**Extracted records:**

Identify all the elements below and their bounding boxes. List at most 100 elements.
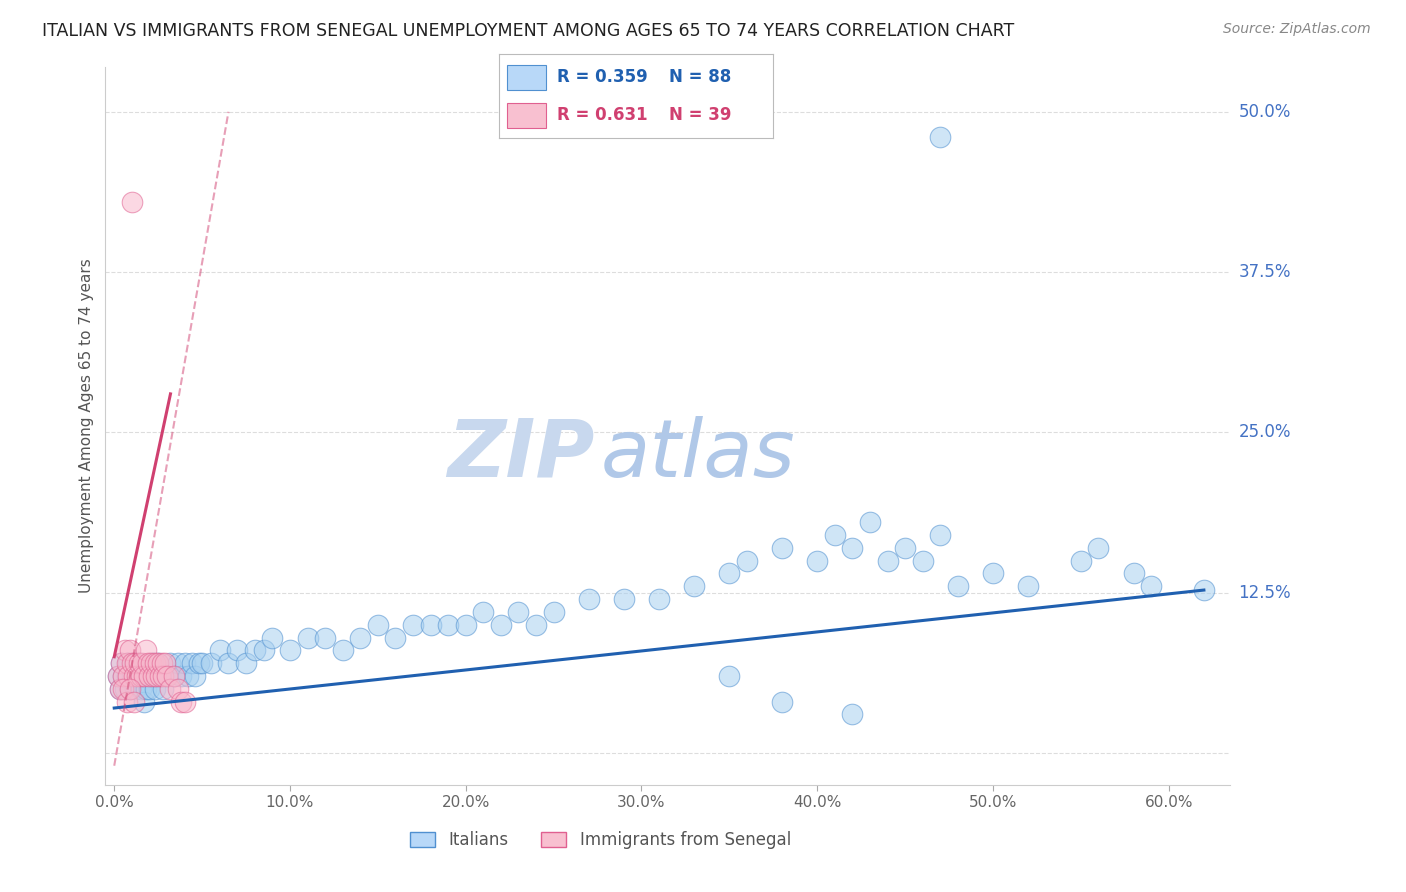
Point <box>278 643 301 657</box>
Point <box>367 617 389 632</box>
Point <box>138 669 160 683</box>
Point <box>859 515 882 529</box>
Point <box>384 631 406 645</box>
Point <box>143 656 166 670</box>
Point <box>120 681 141 696</box>
Legend: Italians, Immigrants from Senegal: Italians, Immigrants from Senegal <box>404 824 797 855</box>
Point <box>253 643 276 657</box>
Point <box>152 669 174 683</box>
Point <box>180 656 202 670</box>
Text: 12.5%: 12.5% <box>1239 583 1291 601</box>
Point <box>200 656 222 670</box>
Text: Source: ZipAtlas.com: Source: ZipAtlas.com <box>1223 22 1371 37</box>
Point <box>524 617 547 632</box>
Text: ITALIAN VS IMMIGRANTS FROM SENEGAL UNEMPLOYMENT AMONG AGES 65 TO 74 YEARS CORREL: ITALIAN VS IMMIGRANTS FROM SENEGAL UNEMP… <box>42 22 1015 40</box>
Point <box>117 656 139 670</box>
Point <box>128 656 150 670</box>
Text: ZIP: ZIP <box>447 416 595 493</box>
Point <box>156 669 179 683</box>
Text: 37.5%: 37.5% <box>1239 263 1291 281</box>
Point <box>121 656 143 670</box>
Point <box>187 656 209 670</box>
Point <box>132 695 156 709</box>
Text: atlas: atlas <box>600 416 796 493</box>
Point <box>349 631 371 645</box>
Bar <box>508 64 546 90</box>
Point <box>110 656 132 670</box>
Point <box>402 617 425 632</box>
Text: R = 0.631: R = 0.631 <box>557 106 647 124</box>
Point <box>129 681 152 696</box>
Point <box>981 566 1004 581</box>
Point <box>929 130 952 145</box>
Point <box>1017 579 1039 593</box>
Point <box>184 669 207 683</box>
Point <box>128 656 150 670</box>
Text: 25.0%: 25.0% <box>1239 424 1291 442</box>
Point <box>150 656 173 670</box>
Point <box>243 643 266 657</box>
Point <box>115 656 138 670</box>
Point <box>314 631 336 645</box>
Point <box>208 643 231 657</box>
Point <box>159 656 181 670</box>
Point <box>129 669 152 683</box>
Text: R = 0.359: R = 0.359 <box>557 69 647 87</box>
Point <box>141 656 162 670</box>
Bar <box>508 103 546 128</box>
Point <box>163 669 186 683</box>
Y-axis label: Unemployment Among Ages 65 to 74 years: Unemployment Among Ages 65 to 74 years <box>79 259 94 593</box>
Point <box>1122 566 1144 581</box>
Point <box>163 669 186 683</box>
Point <box>613 592 636 607</box>
Point <box>149 669 172 683</box>
Point <box>419 617 441 632</box>
Point <box>824 528 846 542</box>
Point <box>217 656 239 670</box>
Point <box>148 656 170 670</box>
Point <box>489 617 512 632</box>
Point <box>1087 541 1109 555</box>
Point <box>115 695 138 709</box>
Point <box>235 656 257 670</box>
Point <box>114 643 136 657</box>
Point <box>841 541 863 555</box>
Point <box>1140 579 1163 593</box>
Point <box>894 541 917 555</box>
Point <box>770 695 793 709</box>
Point <box>876 553 898 567</box>
Point <box>735 553 758 567</box>
Point <box>138 681 160 696</box>
Point <box>648 592 671 607</box>
Point <box>111 681 135 696</box>
Point <box>173 695 195 709</box>
Point <box>806 553 828 567</box>
Point <box>117 669 139 683</box>
Point <box>122 695 145 709</box>
Point <box>127 669 149 683</box>
Point <box>170 695 193 709</box>
Point <box>437 617 460 632</box>
Point <box>108 681 131 696</box>
Point <box>145 669 167 683</box>
Point <box>149 669 172 683</box>
Point <box>166 656 188 670</box>
Point <box>127 669 149 683</box>
Point <box>718 566 741 581</box>
Point <box>159 681 181 696</box>
Point <box>121 194 143 209</box>
Point <box>122 669 145 683</box>
Point <box>120 681 141 696</box>
Point <box>114 681 136 696</box>
Point <box>929 528 952 542</box>
Point <box>120 643 141 657</box>
Point <box>136 656 159 670</box>
Point <box>121 669 143 683</box>
Point <box>472 605 495 619</box>
Point <box>683 579 706 593</box>
Point <box>170 669 193 683</box>
Point <box>131 656 153 670</box>
Point <box>124 656 146 670</box>
Text: N = 39: N = 39 <box>669 106 731 124</box>
Point <box>718 669 741 683</box>
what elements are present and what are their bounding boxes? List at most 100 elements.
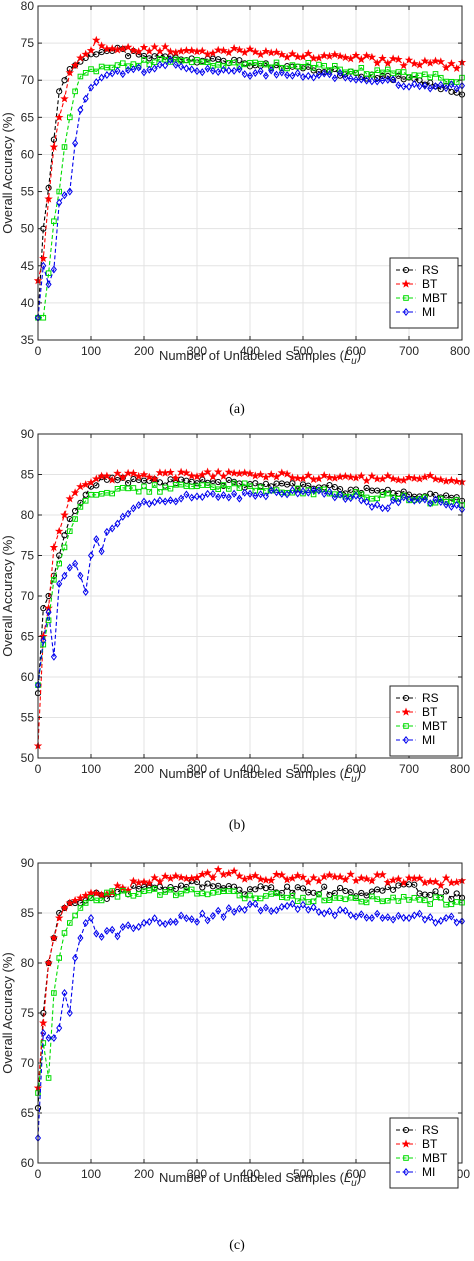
series-mi: [34, 899, 466, 1143]
data-point-bt: [76, 893, 85, 902]
data-point-mi: [204, 489, 211, 498]
data-point-bt: [404, 873, 414, 882]
data-point-mi: [310, 903, 317, 912]
data-point-bt: [288, 873, 297, 882]
data-point-mbt: [263, 893, 269, 899]
data-point-mbt: [257, 60, 264, 67]
data-point-mi: [421, 915, 428, 924]
data-point-mi: [119, 70, 126, 79]
data-point-mbt: [120, 60, 126, 66]
data-point-mi: [50, 1033, 57, 1043]
data-point-mbt: [432, 894, 439, 901]
data-point-mi: [66, 563, 73, 572]
data-point-bt: [54, 913, 64, 922]
data-point-bt: [383, 471, 393, 480]
data-point-mi: [384, 75, 391, 84]
data-point-mi: [209, 911, 216, 920]
data-point-mi: [140, 68, 148, 77]
data-point-mi: [268, 486, 275, 495]
data-point-mbt: [422, 897, 428, 904]
data-point-rs: [257, 883, 264, 890]
data-point-mi: [114, 66, 121, 76]
data-point-bt: [277, 468, 287, 477]
data-point-mi: [347, 911, 354, 920]
data-point-bt: [240, 468, 249, 477]
data-point-bt: [60, 510, 69, 519]
data-point-mbt: [294, 63, 301, 70]
legend-label-mbt: MBT: [422, 291, 448, 305]
data-point-bt: [288, 473, 297, 482]
data-point-bt: [452, 63, 461, 73]
data-point-mbt: [363, 71, 370, 77]
data-point-mbt: [157, 892, 163, 898]
data-point-mbt: [40, 641, 47, 648]
y-tick-label: 80: [21, 0, 35, 13]
data-point-bt: [314, 876, 324, 885]
data-point-mbt: [93, 492, 100, 498]
data-point-mi: [416, 82, 423, 91]
data-point-mi: [448, 502, 455, 511]
data-point-mbt: [104, 489, 110, 496]
data-point-mbt: [353, 895, 359, 901]
data-point-mbt: [342, 896, 349, 903]
data-point-mbt: [61, 930, 68, 936]
data-point-bt: [436, 881, 446, 890]
data-point-mi: [299, 900, 307, 909]
data-point-mi: [135, 501, 142, 510]
data-point-mbt: [395, 69, 402, 75]
data-point-mbt: [273, 890, 280, 897]
x-tick-label: 400: [240, 344, 260, 358]
legend-box: [389, 685, 459, 757]
data-point-mbt: [93, 68, 100, 75]
legend-box: [389, 1117, 459, 1189]
data-point-mi: [246, 71, 254, 80]
data-point-mi: [82, 94, 89, 103]
data-point-mi: [114, 932, 121, 941]
data-point-bt: [388, 474, 398, 483]
data-point-bt: [346, 472, 355, 481]
data-point-mbt: [199, 890, 206, 897]
data-point-mi: [289, 71, 296, 80]
data-point-rs: [252, 886, 259, 893]
data-point-rs: [289, 480, 296, 487]
data-point-mbt: [194, 483, 200, 490]
y-tick-label: 50: [21, 751, 35, 765]
data-point-bt: [447, 59, 456, 68]
data-point-bt: [357, 873, 366, 882]
legend-label-bt: BT: [422, 1137, 438, 1151]
data-point-mbt: [173, 482, 179, 488]
data-point-mbt: [220, 888, 227, 895]
data-point-mi: [193, 917, 201, 926]
data-point-rs: [284, 883, 291, 890]
data-point-mbt: [390, 494, 396, 501]
data-point-rs: [215, 882, 222, 889]
data-point-mbt: [416, 897, 423, 903]
data-point-mbt: [363, 494, 370, 501]
data-point-bt: [410, 473, 419, 482]
data-point-rs: [379, 887, 386, 894]
data-point-mi: [390, 496, 397, 505]
data-point-mi: [236, 494, 243, 503]
data-point-mi: [268, 66, 275, 75]
data-point-bt: [54, 112, 64, 121]
data-point-mbt: [204, 482, 211, 488]
data-point-mi: [246, 900, 254, 909]
data-point-mi: [432, 82, 439, 91]
data-point-mbt: [438, 894, 444, 901]
data-point-mi: [225, 904, 232, 913]
data-point-mi: [342, 73, 349, 82]
data-point-rs: [299, 885, 307, 892]
data-point-mbt: [82, 70, 89, 76]
data-point-bt: [208, 472, 218, 481]
data-point-bt: [399, 475, 408, 484]
data-point-mi: [93, 929, 100, 938]
data-point-mbt: [130, 893, 137, 899]
data-point-bt: [166, 47, 175, 56]
data-point-mbt: [337, 66, 343, 73]
data-point-mi: [384, 913, 391, 922]
data-point-mbt: [125, 891, 131, 897]
data-point-mi: [87, 913, 95, 923]
data-point-mbt: [120, 887, 126, 894]
data-point-rs: [40, 605, 47, 612]
data-point-mbt: [400, 893, 407, 900]
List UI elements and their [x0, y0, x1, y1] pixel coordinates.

**Task:** In the records above, begin at the line that has "Point <box>278 643 301 657</box>" and stop after the line that has "Text: 37.5%: 37.5%". Write those lines out again, replacing "Point" with "Marker" and leaving everything else as it is.

**Task response:**
Marker <box>278 643 301 657</box>
Marker <box>367 617 389 632</box>
Marker <box>138 669 160 683</box>
Marker <box>859 515 882 529</box>
Marker <box>384 631 406 645</box>
Marker <box>143 656 166 670</box>
Marker <box>120 681 141 696</box>
Legend: Italians, Immigrants from Senegal: Italians, Immigrants from Senegal <box>404 824 797 855</box>
Marker <box>253 643 276 657</box>
Marker <box>152 669 174 683</box>
Marker <box>180 656 202 670</box>
Text: 12.5%: 12.5% <box>1239 583 1291 601</box>
Marker <box>200 656 222 670</box>
Text: Source: ZipAtlas.com: Source: ZipAtlas.com <box>1223 22 1371 37</box>
Marker <box>524 617 547 632</box>
Text: ITALIAN VS IMMIGRANTS FROM SENEGAL UNEMPLOYMENT AMONG AGES 65 TO 74 YEARS CORREL: ITALIAN VS IMMIGRANTS FROM SENEGAL UNEMP… <box>42 22 1015 40</box>
Marker <box>117 656 139 670</box>
Marker <box>128 656 150 670</box>
Text: ZIP: ZIP <box>447 416 595 493</box>
Marker <box>156 669 179 683</box>
Text: 37.5%: 37.5% <box>1239 263 1291 281</box>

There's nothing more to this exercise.